» **EXERCISE REQUIREMENTS**: Bring together all lines of the material below that contain the string "BLACK".

» **TASK INPUTS**:
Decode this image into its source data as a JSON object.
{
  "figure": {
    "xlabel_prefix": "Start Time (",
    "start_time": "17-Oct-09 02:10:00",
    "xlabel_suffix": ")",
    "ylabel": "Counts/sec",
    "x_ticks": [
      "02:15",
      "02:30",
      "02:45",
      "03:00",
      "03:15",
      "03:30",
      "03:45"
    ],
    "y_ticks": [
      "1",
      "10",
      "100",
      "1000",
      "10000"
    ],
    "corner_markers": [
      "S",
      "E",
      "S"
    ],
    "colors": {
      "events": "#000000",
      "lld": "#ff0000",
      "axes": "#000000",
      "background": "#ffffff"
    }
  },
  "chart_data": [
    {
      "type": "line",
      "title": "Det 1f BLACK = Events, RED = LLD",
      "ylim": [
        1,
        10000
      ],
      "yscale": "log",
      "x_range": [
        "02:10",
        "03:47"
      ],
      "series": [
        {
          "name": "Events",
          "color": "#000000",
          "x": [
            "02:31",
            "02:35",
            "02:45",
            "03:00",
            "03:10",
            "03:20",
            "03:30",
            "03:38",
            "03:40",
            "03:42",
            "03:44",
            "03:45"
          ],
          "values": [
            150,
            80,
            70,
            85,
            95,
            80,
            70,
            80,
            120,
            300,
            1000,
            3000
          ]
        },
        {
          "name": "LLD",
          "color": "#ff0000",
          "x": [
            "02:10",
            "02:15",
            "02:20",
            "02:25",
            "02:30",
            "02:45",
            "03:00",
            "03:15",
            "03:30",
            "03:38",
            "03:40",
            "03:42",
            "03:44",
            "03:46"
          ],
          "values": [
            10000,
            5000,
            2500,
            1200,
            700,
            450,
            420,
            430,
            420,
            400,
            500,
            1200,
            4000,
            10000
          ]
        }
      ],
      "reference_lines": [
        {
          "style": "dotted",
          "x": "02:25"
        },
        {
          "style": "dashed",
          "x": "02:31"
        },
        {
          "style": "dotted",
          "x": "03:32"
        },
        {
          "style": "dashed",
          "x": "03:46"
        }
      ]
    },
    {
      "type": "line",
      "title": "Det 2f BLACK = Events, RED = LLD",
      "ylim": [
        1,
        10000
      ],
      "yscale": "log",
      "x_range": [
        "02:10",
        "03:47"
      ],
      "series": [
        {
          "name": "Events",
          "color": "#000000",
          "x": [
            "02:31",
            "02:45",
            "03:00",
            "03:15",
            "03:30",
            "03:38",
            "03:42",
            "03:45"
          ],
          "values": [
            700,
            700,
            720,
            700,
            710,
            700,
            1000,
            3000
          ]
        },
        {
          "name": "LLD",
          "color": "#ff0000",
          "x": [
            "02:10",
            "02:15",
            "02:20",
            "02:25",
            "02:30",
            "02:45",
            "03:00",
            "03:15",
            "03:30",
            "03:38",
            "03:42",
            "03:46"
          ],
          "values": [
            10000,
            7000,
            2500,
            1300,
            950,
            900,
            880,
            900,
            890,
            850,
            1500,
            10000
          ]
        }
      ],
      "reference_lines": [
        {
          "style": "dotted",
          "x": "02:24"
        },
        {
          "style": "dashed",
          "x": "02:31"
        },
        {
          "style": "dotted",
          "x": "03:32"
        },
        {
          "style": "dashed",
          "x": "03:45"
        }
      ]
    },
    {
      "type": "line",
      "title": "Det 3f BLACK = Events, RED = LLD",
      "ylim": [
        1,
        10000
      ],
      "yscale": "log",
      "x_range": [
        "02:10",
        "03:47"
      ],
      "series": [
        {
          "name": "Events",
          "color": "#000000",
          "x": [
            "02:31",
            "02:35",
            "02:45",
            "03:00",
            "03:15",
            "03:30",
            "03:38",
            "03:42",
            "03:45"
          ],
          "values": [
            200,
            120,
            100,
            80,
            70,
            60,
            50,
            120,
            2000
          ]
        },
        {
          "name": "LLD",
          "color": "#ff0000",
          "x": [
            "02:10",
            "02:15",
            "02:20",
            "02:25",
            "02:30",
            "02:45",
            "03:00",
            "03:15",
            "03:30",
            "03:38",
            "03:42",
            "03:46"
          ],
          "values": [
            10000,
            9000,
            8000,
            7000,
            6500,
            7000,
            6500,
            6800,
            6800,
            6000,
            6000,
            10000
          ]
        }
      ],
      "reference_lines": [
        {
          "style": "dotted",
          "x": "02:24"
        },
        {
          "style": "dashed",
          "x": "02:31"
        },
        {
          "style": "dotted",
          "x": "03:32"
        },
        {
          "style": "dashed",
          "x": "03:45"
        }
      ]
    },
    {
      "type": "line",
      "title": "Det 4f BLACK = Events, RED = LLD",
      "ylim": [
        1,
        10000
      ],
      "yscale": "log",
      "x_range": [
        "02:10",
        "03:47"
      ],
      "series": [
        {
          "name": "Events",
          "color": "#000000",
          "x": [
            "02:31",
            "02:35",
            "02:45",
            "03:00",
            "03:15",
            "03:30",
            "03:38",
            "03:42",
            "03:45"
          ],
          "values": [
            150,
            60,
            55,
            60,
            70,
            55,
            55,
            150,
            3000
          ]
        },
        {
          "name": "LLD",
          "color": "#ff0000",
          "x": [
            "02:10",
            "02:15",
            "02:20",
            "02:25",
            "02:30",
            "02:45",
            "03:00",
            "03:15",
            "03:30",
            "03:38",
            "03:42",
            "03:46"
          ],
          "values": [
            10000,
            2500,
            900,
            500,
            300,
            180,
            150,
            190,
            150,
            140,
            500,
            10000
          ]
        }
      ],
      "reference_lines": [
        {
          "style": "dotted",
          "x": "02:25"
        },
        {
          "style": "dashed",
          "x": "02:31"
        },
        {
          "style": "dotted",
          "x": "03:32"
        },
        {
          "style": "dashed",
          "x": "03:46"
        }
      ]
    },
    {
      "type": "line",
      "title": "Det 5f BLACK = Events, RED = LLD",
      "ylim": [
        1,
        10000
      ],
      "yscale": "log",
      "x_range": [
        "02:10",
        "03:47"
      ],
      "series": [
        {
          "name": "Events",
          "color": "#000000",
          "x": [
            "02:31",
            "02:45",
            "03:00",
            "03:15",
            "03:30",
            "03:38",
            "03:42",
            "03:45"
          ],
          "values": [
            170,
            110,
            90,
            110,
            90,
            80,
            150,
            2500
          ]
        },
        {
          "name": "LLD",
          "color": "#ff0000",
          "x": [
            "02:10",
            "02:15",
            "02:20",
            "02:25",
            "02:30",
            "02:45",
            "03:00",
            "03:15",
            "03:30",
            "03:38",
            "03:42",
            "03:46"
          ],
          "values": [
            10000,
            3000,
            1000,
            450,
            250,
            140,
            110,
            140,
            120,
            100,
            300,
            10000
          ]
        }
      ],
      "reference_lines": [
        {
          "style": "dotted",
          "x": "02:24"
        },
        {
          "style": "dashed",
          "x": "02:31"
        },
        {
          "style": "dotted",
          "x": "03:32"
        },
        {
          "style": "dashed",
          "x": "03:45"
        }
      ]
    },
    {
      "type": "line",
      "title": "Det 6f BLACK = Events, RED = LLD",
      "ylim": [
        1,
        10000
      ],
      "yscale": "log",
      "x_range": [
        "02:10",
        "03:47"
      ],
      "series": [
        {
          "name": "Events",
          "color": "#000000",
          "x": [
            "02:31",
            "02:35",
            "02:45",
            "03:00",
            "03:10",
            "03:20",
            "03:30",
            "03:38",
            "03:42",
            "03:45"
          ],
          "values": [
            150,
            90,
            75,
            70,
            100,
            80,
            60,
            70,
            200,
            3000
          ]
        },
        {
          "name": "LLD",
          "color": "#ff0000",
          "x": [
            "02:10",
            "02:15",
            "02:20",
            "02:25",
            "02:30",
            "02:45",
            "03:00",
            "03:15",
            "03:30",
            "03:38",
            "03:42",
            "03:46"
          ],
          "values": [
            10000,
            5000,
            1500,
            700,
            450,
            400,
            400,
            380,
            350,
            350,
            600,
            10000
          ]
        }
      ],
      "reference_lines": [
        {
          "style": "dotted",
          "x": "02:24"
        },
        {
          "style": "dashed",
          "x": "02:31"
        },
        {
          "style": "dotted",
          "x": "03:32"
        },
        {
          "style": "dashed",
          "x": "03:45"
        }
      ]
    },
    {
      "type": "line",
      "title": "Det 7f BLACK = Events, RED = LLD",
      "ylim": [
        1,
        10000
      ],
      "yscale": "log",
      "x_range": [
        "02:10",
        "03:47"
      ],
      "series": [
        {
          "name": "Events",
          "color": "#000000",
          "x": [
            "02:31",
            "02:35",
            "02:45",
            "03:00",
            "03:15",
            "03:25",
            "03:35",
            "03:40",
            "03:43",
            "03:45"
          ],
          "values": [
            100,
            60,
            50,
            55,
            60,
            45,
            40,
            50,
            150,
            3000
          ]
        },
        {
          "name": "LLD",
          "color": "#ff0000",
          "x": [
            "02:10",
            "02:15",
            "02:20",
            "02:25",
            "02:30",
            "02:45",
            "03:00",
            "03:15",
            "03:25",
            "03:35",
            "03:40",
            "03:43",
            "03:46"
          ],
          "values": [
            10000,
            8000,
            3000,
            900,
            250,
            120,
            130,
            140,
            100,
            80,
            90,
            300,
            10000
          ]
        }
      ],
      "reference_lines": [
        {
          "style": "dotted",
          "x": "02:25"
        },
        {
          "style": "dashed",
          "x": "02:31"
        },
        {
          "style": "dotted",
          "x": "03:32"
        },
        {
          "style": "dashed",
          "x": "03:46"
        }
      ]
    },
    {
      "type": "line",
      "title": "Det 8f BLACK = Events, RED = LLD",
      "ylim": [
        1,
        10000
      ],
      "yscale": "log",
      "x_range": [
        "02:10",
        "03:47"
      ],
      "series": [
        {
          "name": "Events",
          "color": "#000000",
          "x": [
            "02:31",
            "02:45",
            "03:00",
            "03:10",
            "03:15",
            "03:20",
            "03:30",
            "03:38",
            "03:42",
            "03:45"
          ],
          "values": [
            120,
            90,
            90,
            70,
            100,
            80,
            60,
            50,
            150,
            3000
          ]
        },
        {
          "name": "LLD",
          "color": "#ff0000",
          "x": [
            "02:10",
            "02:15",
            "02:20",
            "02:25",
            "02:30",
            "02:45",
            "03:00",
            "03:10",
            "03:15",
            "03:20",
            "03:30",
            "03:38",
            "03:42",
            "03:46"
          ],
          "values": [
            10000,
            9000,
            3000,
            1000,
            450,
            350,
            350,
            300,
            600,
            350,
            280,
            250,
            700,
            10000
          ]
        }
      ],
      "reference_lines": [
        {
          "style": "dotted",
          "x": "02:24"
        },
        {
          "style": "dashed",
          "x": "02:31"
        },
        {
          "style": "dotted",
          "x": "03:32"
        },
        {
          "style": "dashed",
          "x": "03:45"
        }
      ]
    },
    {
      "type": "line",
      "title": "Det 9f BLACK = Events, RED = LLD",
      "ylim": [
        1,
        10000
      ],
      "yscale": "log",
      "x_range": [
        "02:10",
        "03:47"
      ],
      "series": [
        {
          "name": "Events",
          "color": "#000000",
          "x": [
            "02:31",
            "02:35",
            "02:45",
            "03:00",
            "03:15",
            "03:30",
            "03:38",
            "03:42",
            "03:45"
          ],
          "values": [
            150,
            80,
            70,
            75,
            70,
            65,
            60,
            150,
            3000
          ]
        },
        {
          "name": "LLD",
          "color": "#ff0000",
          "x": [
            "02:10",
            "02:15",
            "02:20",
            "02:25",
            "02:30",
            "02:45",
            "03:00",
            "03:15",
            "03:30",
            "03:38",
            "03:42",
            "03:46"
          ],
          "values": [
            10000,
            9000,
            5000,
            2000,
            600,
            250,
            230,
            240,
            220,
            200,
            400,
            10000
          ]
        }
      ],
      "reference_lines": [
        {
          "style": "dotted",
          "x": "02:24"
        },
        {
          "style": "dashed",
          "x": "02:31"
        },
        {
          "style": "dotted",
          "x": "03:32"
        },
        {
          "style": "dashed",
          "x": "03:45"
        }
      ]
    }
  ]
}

» **FINISHED TASK**:
      "title": "Det 1f BLACK = Events, RED = LLD",
      "title": "Det 2f BLACK = Events, RED = LLD",
      "title": "Det 3f BLACK = Events, RED = LLD",
      "title": "Det 4f BLACK = Events, RED = LLD",
      "title": "Det 5f BLACK = Events, RED = LLD",
      "title": "Det 6f BLACK = Events, RED = LLD",
      "title": "Det 7f BLACK = Events, RED = LLD",
      "title": "Det 8f BLACK = Events, RED = LLD",
      "title": "Det 9f BLACK = Events, RED = LLD",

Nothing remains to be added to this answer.